## Task prompt
Search the data for the string "cohort" and gather each line it is in.

Excerpts from a figure dataset:
+---+
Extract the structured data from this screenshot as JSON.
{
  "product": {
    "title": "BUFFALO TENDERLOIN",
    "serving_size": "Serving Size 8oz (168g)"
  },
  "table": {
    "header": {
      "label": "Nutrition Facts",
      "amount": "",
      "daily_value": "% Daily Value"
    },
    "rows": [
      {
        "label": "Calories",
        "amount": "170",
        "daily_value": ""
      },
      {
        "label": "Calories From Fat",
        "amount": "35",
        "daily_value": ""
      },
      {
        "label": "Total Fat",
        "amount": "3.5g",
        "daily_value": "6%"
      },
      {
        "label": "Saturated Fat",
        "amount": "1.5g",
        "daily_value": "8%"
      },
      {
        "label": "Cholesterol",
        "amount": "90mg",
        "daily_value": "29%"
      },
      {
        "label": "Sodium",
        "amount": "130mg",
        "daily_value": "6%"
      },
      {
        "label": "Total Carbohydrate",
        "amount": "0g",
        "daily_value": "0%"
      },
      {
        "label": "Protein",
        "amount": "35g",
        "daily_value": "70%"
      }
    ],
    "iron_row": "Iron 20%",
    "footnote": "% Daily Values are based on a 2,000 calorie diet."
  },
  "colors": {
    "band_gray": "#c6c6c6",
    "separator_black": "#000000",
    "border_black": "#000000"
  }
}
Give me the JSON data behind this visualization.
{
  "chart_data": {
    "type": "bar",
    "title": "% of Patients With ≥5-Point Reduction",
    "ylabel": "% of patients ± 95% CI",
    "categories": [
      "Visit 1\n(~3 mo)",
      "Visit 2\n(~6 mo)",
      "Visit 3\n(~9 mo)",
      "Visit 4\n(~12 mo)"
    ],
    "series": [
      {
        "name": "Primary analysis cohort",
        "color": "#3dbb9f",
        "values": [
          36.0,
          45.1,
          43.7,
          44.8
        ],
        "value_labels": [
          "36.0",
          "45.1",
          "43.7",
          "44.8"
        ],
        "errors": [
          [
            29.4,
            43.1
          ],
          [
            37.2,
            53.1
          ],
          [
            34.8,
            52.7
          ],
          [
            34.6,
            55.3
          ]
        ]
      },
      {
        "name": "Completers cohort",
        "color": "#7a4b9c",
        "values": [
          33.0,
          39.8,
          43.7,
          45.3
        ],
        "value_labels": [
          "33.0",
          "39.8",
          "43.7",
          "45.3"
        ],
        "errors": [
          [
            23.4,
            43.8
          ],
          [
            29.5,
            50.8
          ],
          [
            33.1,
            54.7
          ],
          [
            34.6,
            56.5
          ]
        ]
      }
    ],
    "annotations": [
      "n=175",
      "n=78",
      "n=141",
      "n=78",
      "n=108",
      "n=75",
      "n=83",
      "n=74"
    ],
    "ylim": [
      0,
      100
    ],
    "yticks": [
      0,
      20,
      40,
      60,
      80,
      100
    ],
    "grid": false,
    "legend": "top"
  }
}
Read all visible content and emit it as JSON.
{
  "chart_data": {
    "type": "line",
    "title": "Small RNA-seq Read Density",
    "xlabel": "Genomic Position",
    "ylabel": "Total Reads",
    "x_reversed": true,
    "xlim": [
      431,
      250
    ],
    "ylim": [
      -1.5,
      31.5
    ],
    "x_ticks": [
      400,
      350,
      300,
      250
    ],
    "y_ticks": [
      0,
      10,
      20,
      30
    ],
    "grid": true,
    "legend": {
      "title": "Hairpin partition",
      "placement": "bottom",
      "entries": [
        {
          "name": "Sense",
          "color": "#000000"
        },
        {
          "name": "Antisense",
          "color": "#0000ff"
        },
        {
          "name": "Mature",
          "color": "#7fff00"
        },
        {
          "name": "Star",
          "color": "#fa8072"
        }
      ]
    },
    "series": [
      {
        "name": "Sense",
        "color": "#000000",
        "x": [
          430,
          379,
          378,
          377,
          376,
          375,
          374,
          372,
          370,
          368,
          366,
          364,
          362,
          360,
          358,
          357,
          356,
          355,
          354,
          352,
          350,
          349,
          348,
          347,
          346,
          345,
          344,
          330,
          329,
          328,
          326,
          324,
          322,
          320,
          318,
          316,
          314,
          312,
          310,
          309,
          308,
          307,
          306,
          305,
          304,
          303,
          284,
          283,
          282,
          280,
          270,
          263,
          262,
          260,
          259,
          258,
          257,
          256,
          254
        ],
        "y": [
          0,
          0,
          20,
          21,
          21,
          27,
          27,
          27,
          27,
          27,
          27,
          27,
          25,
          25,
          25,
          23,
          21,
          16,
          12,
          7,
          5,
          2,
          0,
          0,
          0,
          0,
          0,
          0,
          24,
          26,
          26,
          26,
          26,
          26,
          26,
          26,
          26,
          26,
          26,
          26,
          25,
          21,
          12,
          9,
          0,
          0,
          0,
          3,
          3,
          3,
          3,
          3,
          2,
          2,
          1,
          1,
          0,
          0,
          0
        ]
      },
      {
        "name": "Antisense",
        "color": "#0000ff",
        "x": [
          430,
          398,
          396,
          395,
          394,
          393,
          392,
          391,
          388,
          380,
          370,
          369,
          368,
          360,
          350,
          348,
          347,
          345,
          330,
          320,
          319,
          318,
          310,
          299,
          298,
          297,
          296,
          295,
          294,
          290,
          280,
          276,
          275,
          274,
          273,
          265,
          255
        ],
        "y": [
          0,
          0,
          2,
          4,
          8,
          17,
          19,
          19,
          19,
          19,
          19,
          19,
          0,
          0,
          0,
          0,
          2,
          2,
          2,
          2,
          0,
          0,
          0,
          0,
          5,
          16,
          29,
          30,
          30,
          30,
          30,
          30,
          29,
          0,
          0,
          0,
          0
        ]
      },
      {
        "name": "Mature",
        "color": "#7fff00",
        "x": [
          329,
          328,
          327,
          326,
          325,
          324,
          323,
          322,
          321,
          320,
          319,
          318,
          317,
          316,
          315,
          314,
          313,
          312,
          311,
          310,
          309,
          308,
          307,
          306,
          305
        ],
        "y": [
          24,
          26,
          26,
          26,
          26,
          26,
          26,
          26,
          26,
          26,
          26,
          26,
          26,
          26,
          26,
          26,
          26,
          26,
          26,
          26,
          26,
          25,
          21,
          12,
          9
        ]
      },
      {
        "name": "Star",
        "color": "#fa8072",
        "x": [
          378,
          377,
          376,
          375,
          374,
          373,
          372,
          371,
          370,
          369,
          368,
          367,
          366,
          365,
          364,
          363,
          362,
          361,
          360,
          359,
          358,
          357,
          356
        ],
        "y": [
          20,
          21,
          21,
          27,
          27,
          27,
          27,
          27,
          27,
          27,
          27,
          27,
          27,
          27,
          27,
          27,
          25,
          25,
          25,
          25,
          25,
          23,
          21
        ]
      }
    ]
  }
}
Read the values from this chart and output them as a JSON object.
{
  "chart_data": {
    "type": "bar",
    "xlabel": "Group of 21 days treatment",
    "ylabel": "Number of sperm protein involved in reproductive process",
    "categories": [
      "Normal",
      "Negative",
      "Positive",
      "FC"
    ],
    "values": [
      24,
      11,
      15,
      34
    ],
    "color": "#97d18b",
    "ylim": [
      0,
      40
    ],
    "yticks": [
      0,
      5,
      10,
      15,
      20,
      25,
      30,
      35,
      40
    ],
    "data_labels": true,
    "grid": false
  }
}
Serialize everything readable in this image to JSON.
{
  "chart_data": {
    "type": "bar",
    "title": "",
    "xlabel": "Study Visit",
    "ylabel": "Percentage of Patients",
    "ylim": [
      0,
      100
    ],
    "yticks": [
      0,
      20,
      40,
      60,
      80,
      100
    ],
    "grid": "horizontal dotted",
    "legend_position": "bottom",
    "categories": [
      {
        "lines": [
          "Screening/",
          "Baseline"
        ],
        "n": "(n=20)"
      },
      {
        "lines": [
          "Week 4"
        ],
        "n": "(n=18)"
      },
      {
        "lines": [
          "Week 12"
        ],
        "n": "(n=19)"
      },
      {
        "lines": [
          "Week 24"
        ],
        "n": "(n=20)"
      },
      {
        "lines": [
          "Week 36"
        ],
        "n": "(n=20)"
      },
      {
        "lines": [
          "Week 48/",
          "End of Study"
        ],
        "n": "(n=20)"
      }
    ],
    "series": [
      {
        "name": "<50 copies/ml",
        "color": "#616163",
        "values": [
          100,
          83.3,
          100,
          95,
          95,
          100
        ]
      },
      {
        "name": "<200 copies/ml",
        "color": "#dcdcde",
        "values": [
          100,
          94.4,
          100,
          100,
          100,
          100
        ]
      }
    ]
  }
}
+---+
## Exercise solution
        "name": "Primary analysis cohort",
        "name": "Completers cohort",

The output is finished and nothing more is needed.